----- Input data -----
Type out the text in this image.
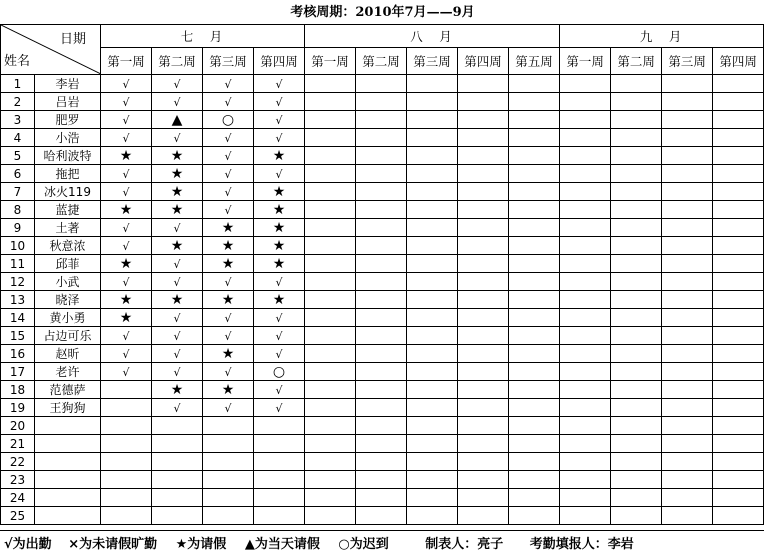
考核周期：2010年7月——9月
日期
姓名		七　月				八　月					九　月			
		第一周	第二周	第三周	第四周	第一周	第二周	第三周	第四周	第五周	第一周	第二周	第三周	第四周
1	李岩	√	√	√	√									
2	吕岩	√	√	√	√									
3	肥罗	√	▲	○	√									
4	小浩	√	√	√	√									
5	哈利波特	★	★	√	★									
6	拖把	√	★	√	√									
7	冰火119	√	★	√	★									
8	蓝捷	★	★	√	★									
9	土著	√	√	★	★									
10	秋意浓	√	★	★	★									
11	邱菲	★	√	★	★									
12	小武	√	√	√	√									
13	晓泽	★	★	★	★									
14	黄小勇	★	√	√	√									
15	占边可乐	√	√	√	√									
16	赵昕	√	√	★	√									
17	老许	√	√	√	○									
18	范德萨		★	★	√									
19	王狗狗		√	√	√									
20														
21														
22														
23														
24														
25														
√为出勤 ×为未请假旷勤 ★为请假 ▲为当天请假 ○为迟到	制表人：亮子 考勤填报人：李岩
-----
Set problem: Keep the pictures out of the copy and return the rest of the data above exactly.

Written solution:
Type out the text in this image.
考核周期：2010年7月——9月
日期
姓名		七　月				八　月					九　月			
		第一周	第二周	第三周	第四周	第一周	第二周	第三周	第四周	第五周	第一周	第二周	第三周	第四周
1	李岩	√	√	√	√									
2	吕岩	√	√	√	√									
3	肥罗	√	▲	○	√									
4	小浩	√	√	√	√									
5	哈利波特	★	★	√	★									
6	拖把	√	★	√	√									
7	冰火119	√	★	√	★									
8	蓝捷	★	★	√	★									
9	土著	√	√	★	★									
10	秋意浓	√	★	★	★									
11	邱菲	★	√	★	★									
12	小武	√	√	√	√									
13	晓泽	★	★	★	★									
14	黄小勇	★	√	√	√									
15	占边可乐	√	√	√	√									
16	赵昕	√	√	★	√									
17	老许	√	√	√	○									
18	范德萨		★	★	√									
19	王狗狗		√	√	√									
20														
21														
22														
23														
24														
25														
√为出勤 ×为未请假旷勤 ★为请假 ▲为当天请假 ○为迟到	制表人：亮子 考勤填报人：李岩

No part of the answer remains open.